#### [Work required]
Each line that holds the word "Enable" counts once; report the total and nothing else.

Begin Raw data

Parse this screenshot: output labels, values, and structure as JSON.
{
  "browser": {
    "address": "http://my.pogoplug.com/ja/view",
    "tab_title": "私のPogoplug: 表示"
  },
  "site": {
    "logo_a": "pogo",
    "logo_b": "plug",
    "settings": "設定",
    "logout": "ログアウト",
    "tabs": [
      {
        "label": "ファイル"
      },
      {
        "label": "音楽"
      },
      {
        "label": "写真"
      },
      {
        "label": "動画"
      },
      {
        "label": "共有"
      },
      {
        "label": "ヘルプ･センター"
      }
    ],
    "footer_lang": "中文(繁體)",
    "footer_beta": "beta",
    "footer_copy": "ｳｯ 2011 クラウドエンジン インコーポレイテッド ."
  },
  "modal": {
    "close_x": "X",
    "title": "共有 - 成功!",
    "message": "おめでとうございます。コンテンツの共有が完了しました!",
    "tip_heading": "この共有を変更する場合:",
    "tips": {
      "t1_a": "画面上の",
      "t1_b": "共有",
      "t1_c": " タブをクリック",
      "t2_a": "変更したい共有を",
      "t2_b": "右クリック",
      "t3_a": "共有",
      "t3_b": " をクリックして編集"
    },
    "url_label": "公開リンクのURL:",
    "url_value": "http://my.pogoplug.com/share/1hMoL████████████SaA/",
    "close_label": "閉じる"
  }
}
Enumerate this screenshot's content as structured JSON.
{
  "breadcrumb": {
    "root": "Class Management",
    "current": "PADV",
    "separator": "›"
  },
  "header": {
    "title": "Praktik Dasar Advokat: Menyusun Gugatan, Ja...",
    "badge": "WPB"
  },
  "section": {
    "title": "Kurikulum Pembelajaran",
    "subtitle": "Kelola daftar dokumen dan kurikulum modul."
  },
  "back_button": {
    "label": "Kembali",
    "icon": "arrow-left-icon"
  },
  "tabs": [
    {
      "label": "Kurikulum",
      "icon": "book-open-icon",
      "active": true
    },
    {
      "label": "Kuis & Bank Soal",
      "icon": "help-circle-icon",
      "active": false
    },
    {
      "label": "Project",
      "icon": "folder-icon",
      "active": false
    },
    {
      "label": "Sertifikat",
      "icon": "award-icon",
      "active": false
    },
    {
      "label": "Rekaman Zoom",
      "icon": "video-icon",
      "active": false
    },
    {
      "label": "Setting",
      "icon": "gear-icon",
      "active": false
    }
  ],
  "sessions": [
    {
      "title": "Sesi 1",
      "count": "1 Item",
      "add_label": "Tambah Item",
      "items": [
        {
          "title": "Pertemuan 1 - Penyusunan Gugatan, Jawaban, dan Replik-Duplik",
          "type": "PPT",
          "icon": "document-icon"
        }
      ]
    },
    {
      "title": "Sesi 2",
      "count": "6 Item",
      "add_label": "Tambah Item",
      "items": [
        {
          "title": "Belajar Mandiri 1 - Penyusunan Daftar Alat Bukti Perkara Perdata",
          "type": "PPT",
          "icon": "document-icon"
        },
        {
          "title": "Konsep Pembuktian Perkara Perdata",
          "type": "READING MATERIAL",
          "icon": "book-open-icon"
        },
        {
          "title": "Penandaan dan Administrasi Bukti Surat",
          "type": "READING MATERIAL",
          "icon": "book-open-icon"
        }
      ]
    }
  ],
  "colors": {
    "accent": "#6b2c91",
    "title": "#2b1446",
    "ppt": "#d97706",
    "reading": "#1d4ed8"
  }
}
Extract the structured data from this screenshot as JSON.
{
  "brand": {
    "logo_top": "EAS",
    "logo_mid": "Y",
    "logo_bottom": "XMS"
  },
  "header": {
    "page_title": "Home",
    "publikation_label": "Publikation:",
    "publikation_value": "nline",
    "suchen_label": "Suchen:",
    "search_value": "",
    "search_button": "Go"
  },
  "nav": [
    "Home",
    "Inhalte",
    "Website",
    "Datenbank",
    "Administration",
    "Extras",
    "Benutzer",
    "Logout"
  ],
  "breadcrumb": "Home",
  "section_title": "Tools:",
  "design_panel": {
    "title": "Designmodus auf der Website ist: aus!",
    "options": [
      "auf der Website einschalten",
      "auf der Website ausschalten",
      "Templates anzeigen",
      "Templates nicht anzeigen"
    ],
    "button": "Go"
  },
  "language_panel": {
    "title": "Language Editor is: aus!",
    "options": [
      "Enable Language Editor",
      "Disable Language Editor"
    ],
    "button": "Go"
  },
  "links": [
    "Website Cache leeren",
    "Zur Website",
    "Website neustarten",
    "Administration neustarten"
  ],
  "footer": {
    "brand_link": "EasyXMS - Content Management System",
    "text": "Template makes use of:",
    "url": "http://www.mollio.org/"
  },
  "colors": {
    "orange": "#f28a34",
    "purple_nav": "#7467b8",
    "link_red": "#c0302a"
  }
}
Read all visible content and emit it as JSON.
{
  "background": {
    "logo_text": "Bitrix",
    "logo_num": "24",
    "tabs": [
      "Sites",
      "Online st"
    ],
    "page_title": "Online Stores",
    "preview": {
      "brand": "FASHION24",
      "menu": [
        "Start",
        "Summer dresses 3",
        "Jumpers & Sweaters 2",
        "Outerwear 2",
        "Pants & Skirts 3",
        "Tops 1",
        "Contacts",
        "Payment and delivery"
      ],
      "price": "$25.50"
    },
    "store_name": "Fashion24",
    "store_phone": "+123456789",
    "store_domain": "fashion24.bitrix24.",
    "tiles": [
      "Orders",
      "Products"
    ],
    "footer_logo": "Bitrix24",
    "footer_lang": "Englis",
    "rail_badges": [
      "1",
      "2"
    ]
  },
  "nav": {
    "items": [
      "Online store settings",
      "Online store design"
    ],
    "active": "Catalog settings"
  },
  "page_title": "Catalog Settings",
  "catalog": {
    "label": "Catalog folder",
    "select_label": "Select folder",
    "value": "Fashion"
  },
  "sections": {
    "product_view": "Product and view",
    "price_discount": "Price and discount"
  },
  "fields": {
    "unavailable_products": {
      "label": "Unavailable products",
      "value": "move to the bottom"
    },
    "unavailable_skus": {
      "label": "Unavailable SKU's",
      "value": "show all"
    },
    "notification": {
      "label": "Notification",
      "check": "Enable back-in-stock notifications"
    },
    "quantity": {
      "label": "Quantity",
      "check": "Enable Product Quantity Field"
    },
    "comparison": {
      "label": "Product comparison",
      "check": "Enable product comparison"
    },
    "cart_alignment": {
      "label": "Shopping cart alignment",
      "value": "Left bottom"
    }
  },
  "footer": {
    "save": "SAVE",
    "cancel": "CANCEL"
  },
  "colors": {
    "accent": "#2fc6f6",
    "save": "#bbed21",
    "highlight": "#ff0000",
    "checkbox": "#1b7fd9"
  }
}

End Raw data

#### [Output for this task]
4